— EXERCISE —
Extend the mailing list post about a desktop IO scheduler from its final line onward.

— TEXT TO READ —
☆ ☆ ☆ ☆ ☆ ☆ ☆

Re: Ideas for a new io scheduler for desktop
From: Pedro Larroy
Date: Tue Nov 09 2004 - 21:12:14 EST
On Tue, Nov 09, 2004 at 08:50:19PM -0500, Robert Love wrote:
> On Wed, 2004-11-10 at 02:32 +0100, Pedro Larroy wrote:
>
> > I think that a new io-scheduler that gave priority to bursty access to
> > block devices would be interesting for desktop and workstation use, and
> > even for some servers.
> >
> > I'm often waiting for graphical aplications, vim, mutt, and almost every
> > program to which I have to interact with because they are blocked
> > waiting for just a few blocks of IO that won't get served fast just
> > because there's a single process hog that's provoking that high latency.
> >
> > In network terminology the disk just feel like a network interface without QoS,
> > service time just goes up insanely with just one client in the queue.
> >
> > Although much care should be taken in designing this algorithm to
> > prevent unfairness, I believe there's room for improvement in this area.
> >
> > I'd like to read about your opinions.

☆ ☆ ☆ ☆ ☆ ☆ ☆

Spatial layout entries
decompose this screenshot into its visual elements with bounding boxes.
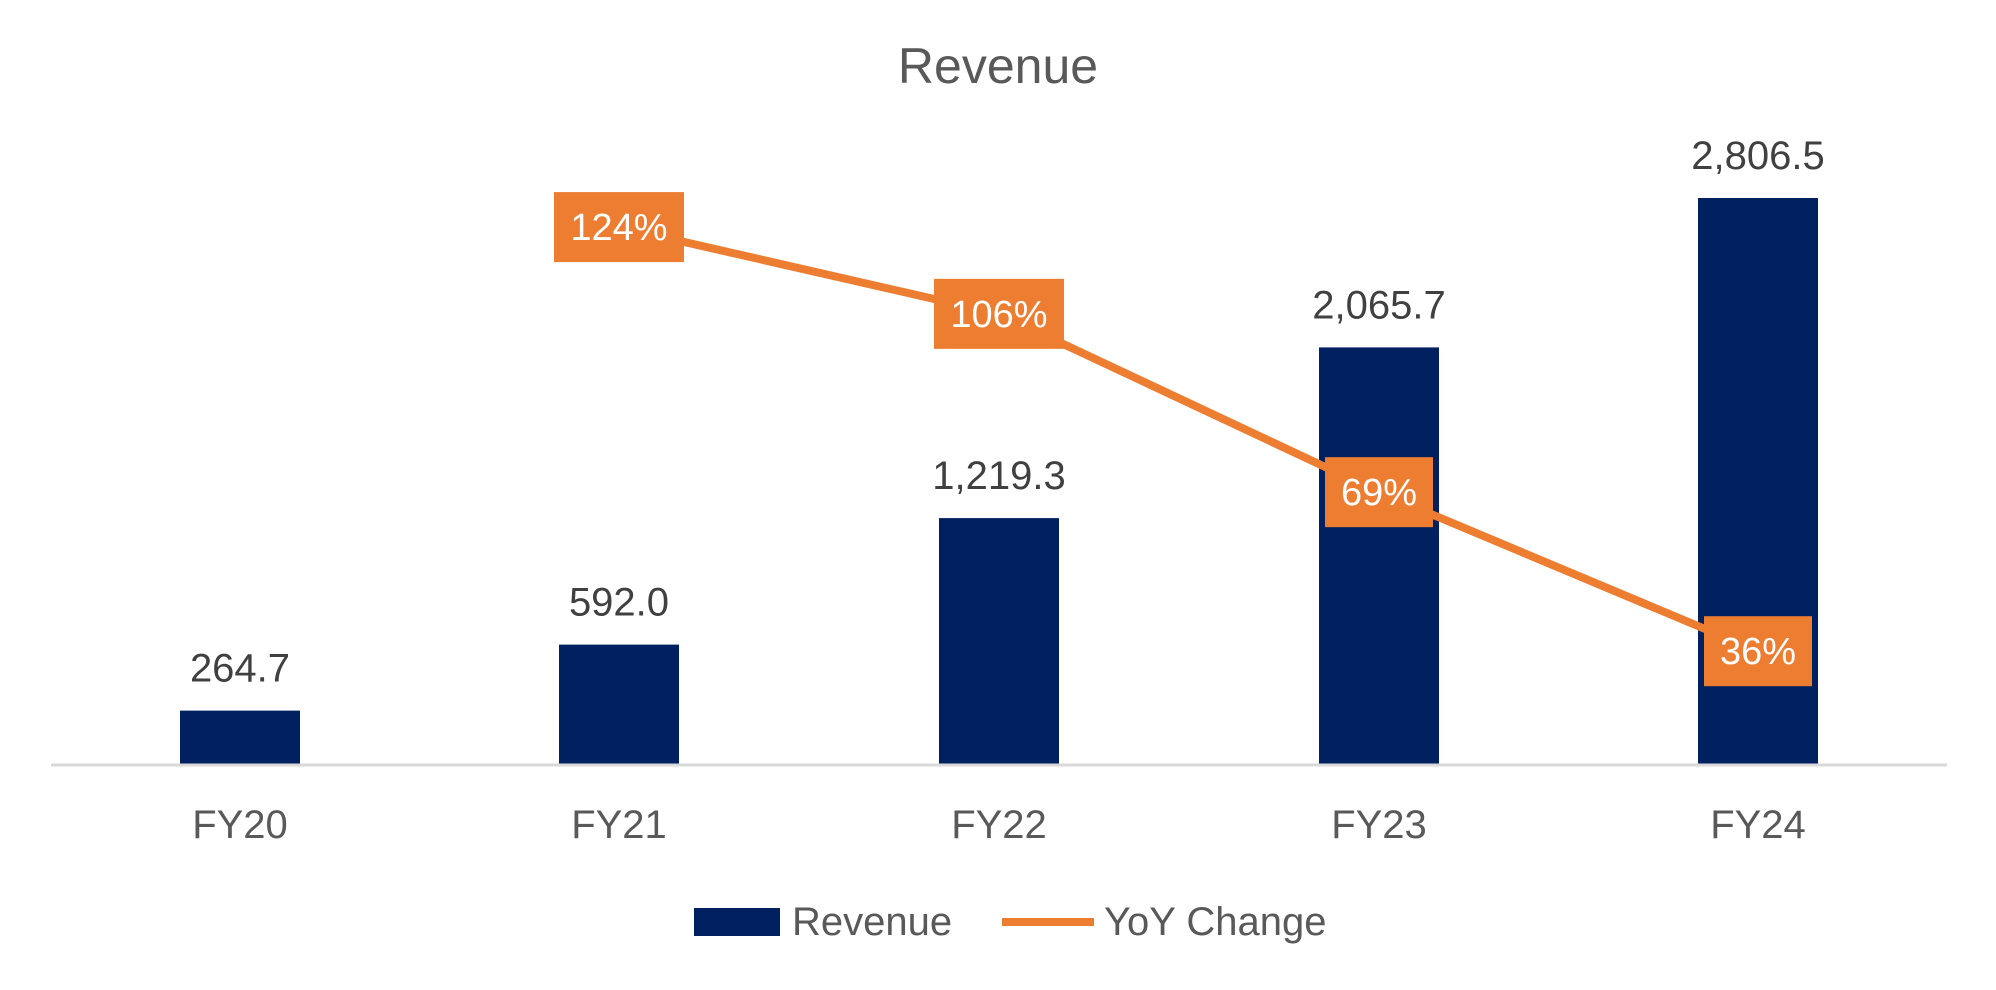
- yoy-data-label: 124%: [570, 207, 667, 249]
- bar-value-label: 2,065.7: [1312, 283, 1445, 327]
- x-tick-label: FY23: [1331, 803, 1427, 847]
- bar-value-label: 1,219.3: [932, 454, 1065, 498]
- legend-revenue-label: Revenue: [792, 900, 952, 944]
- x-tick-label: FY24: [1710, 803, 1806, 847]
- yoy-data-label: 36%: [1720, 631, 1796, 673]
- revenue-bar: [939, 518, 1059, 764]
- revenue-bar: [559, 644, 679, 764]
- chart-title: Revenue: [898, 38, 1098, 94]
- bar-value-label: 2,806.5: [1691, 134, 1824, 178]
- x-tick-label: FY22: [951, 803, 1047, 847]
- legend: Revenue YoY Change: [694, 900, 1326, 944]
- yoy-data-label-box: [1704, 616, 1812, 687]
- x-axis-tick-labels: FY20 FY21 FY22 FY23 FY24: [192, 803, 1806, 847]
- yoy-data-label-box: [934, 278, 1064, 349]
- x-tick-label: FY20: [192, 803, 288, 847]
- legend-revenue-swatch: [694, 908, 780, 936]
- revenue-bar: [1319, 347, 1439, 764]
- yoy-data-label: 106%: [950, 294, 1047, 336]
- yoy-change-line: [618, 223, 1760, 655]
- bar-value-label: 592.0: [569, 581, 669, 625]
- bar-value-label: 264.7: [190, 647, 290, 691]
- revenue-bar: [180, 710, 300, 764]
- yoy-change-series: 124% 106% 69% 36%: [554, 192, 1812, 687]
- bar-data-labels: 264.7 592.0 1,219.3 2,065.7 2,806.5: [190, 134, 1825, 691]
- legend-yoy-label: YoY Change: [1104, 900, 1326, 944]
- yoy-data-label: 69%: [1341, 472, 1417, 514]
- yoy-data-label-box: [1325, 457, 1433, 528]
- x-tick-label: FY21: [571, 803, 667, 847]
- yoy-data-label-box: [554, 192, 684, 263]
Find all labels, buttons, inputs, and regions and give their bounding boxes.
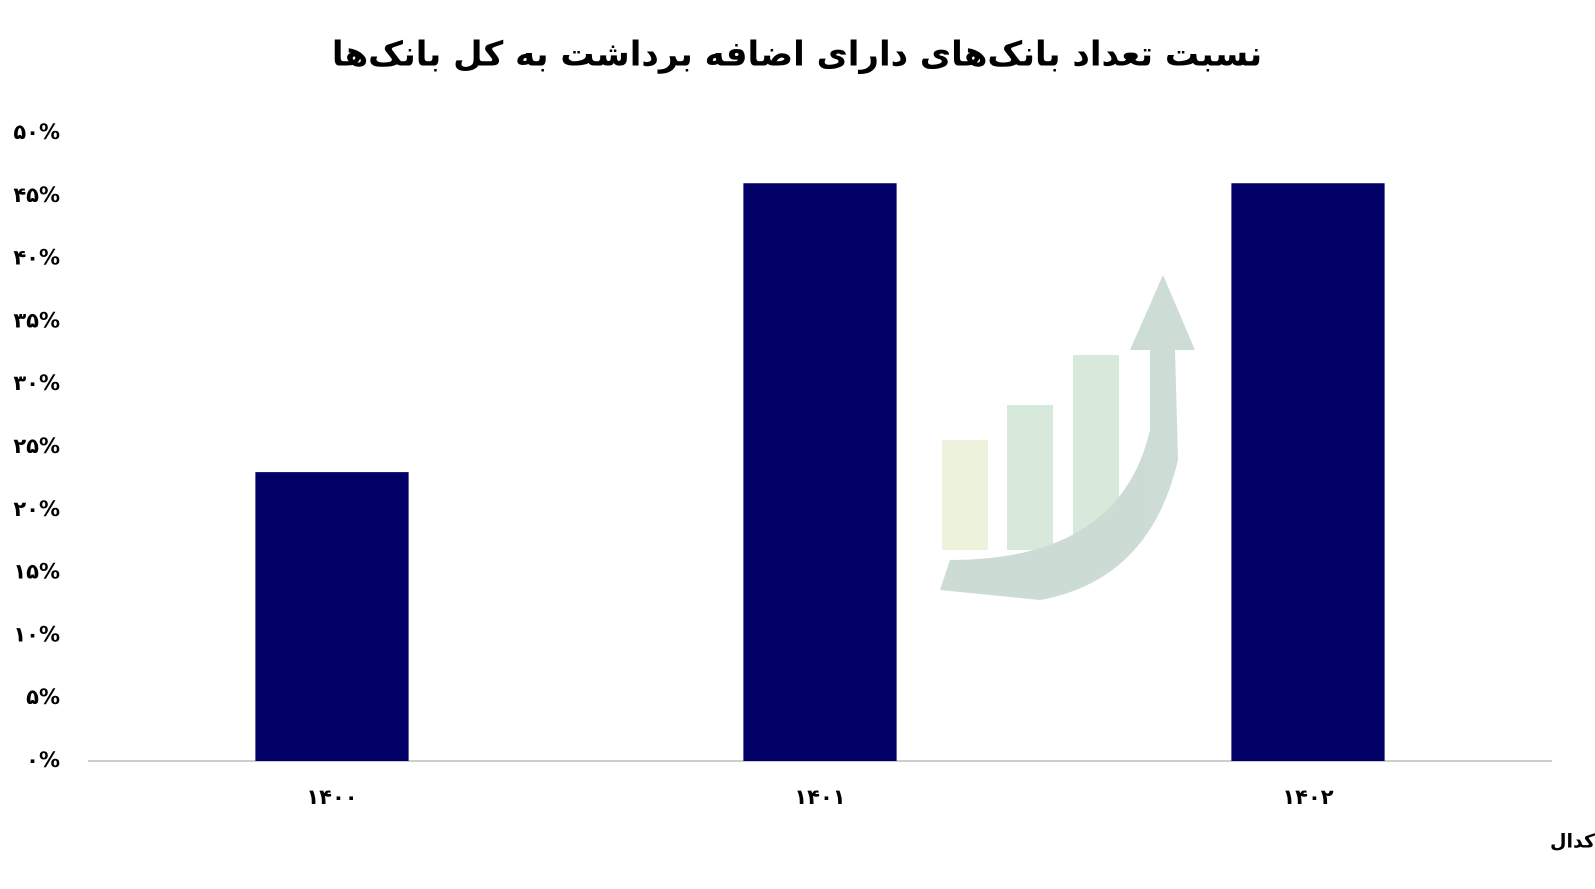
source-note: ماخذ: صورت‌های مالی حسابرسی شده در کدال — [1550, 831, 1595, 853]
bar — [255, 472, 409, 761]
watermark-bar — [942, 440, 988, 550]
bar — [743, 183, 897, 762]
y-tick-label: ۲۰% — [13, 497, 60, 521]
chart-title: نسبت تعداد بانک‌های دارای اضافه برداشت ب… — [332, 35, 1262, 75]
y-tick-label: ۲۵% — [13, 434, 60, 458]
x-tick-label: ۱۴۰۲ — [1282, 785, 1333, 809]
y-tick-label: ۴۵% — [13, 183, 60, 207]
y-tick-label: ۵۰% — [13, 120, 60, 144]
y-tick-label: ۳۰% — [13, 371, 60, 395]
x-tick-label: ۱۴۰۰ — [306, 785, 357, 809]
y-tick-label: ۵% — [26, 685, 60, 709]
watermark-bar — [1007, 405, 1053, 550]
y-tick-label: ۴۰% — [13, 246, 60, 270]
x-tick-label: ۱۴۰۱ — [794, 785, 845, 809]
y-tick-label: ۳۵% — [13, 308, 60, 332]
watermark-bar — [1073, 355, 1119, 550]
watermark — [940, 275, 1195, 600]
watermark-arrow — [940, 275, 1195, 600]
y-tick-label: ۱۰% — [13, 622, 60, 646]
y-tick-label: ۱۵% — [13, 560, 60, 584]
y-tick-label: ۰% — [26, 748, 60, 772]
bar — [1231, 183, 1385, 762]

☆ ☆ ☆ ☆ ☆ ☆ ☆

— TASK ANSWER —
>
> What you are seeing is the affect of read requests being synchronous,
> and thus the pain of read latency, and write requests to one part of the
> disk starving other requests.
>
> Have you tried the new 2.6 I/O schedulers? They should prevent this
> problem.
>
> If you are using 2.6, then your problem might not lie with the I/O
> scheduler. Read request deadlines are very low in both the deadline and
> anticipatory I/O scheduler.
>
> Robert Love
>
Yes, I use them in all of my boxes.
Regards.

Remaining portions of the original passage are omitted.